Raw records
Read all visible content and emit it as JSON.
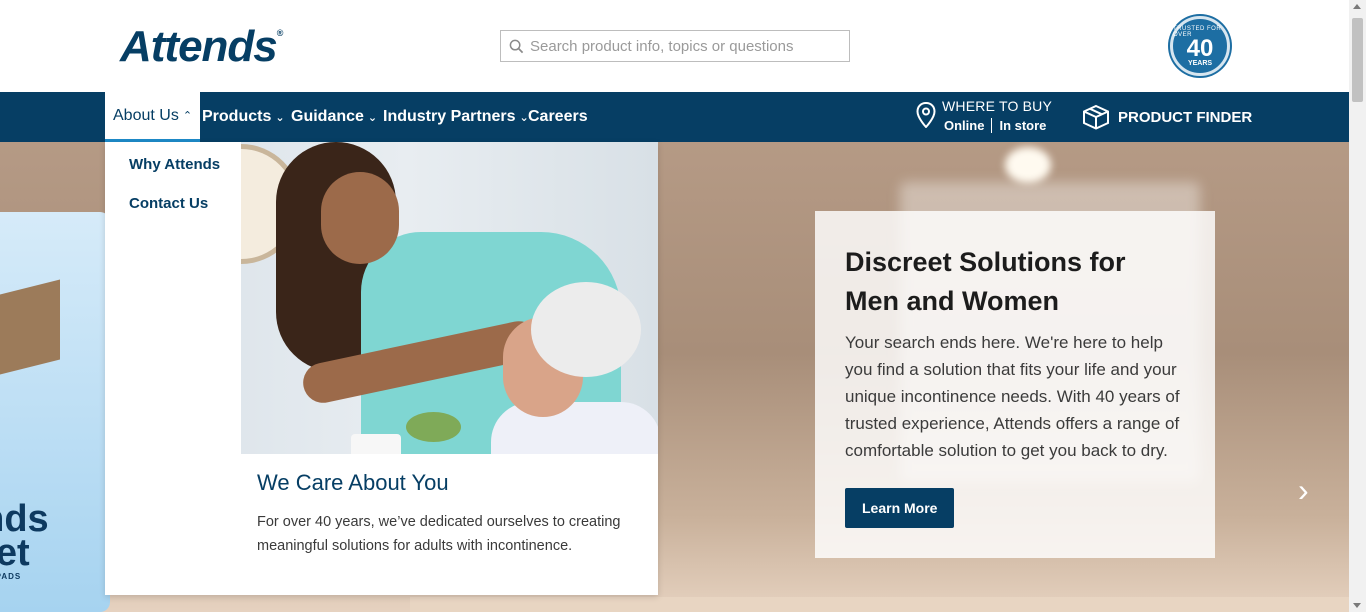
{
  "header": {
    "logo_text": "Attends",
    "logo_mark": "®",
    "search_placeholder": "Search product info, topics or questions",
    "badge": {
      "top": "TRUSTED FOR OVER",
      "number": "40",
      "bottom": "YEARS"
    }
  },
  "nav": {
    "items": [
      {
        "label": "About Us",
        "chevron": "⌃"
      },
      {
        "label": "Products",
        "chevron": "⌄"
      },
      {
        "label": "Guidance",
        "chevron": "⌄"
      },
      {
        "label": "Industry Partners",
        "chevron": "⌄"
      },
      {
        "label": "Careers"
      }
    ],
    "where_to_buy": {
      "title": "WHERE TO BUY",
      "online": "Online",
      "in_store": "In store"
    },
    "product_finder": "PRODUCT FINDER"
  },
  "dropdown": {
    "links": [
      "Why Attends",
      "Contact Us"
    ],
    "card_title": "We Care About You",
    "card_text": "For over 40 years, we’ve dedicated ourselves to creating meaningful solutions for adults with incontinence."
  },
  "hero": {
    "title": "Discreet Solutions for Men and Women",
    "text": "Your search ends here. We're here to help you find a solution that fits your life and your unique incontinence needs. With 40 years of trusted experience, Attends offers a range of comfortable solution to get you back to dry.",
    "button": "Learn More",
    "product_text1": "ends",
    "product_text2": "reet",
    "product_text3": "NTROL PADS",
    "next_arrow": "›"
  },
  "colors": {
    "navy": "#063e64",
    "accent": "#1d8ac8"
  }
}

DIRECTIONS FOR THIS TASK ▸ Quote the data above in full and without alteration; skip the pictures.

FINAL RESULT ▸
Read all visible content and emit it as JSON.
{
  "header": {
    "logo_text": "Attends",
    "logo_mark": "®",
    "search_placeholder": "Search product info, topics or questions",
    "badge": {
      "top": "TRUSTED FOR OVER",
      "number": "40",
      "bottom": "YEARS"
    }
  },
  "nav": {
    "items": [
      {
        "label": "About Us",
        "chevron": "⌃"
      },
      {
        "label": "Products",
        "chevron": "⌄"
      },
      {
        "label": "Guidance",
        "chevron": "⌄"
      },
      {
        "label": "Industry Partners",
        "chevron": "⌄"
      },
      {
        "label": "Careers"
      }
    ],
    "where_to_buy": {
      "title": "WHERE TO BUY",
      "online": "Online",
      "in_store": "In store"
    },
    "product_finder": "PRODUCT FINDER"
  },
  "dropdown": {
    "links": [
      "Why Attends",
      "Contact Us"
    ],
    "card_title": "We Care About You",
    "card_text": "For over 40 years, we’ve dedicated ourselves to creating meaningful solutions for adults with incontinence."
  },
  "hero": {
    "title": "Discreet Solutions for Men and Women",
    "text": "Your search ends here. We're here to help you find a solution that fits your life and your unique incontinence needs. With 40 years of trusted experience, Attends offers a range of comfortable solution to get you back to dry.",
    "button": "Learn More",
    "product_text1": "ends",
    "product_text2": "reet",
    "product_text3": "NTROL PADS",
    "next_arrow": "›"
  },
  "colors": {
    "navy": "#063e64",
    "accent": "#1d8ac8"
  }
}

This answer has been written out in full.